(Records excerpted from a collection)
....................

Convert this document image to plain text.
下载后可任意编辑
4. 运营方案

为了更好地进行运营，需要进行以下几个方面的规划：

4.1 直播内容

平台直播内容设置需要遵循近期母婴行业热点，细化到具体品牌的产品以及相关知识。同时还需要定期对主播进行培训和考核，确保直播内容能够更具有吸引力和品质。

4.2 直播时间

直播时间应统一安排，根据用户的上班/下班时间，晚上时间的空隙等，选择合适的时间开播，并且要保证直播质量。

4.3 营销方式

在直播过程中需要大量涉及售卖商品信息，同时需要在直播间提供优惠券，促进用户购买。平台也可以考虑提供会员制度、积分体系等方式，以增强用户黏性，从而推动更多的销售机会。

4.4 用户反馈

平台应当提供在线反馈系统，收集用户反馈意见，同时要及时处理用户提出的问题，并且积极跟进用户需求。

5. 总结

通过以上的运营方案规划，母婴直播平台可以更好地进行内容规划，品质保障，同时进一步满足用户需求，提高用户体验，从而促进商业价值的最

....................

> [Do this] Give a word-for-word copy of the records.

> [Output below]
Convert this document image to plain text.
下载后可任意编辑
4. 运营方案

为了更好地进行运营，需要进行以下几个方面的规划：

4.1 直播内容

平台直播内容设置需要遵循近期母婴行业热点，细化到具体品牌的产品以及相关知识。同时还需要定期对主播进行培训和考核，确保直播内容能够更具有吸引力和品质。

4.2 直播时间

直播时间应统一安排，根据用户的上班/下班时间，晚上时间的空隙等，选择合适的时间开播，并且要保证直播质量。

4.3 营销方式

在直播过程中需要大量涉及售卖商品信息，同时需要在直播间提供优惠券，促进用户购买。平台也可以考虑提供会员制度、积分体系等方式，以增强用户黏性，从而推动更多的销售机会。

4.4 用户反馈

平台应当提供在线反馈系统，收集用户反馈意见，同时要及时处理用户提出的问题，并且积极跟进用户需求。

5. 总结

通过以上的运营方案规划，母婴直播平台可以更好地进行内容规划，品质保障，同时进一步满足用户需求，提高用户体验，从而促进商业价值的最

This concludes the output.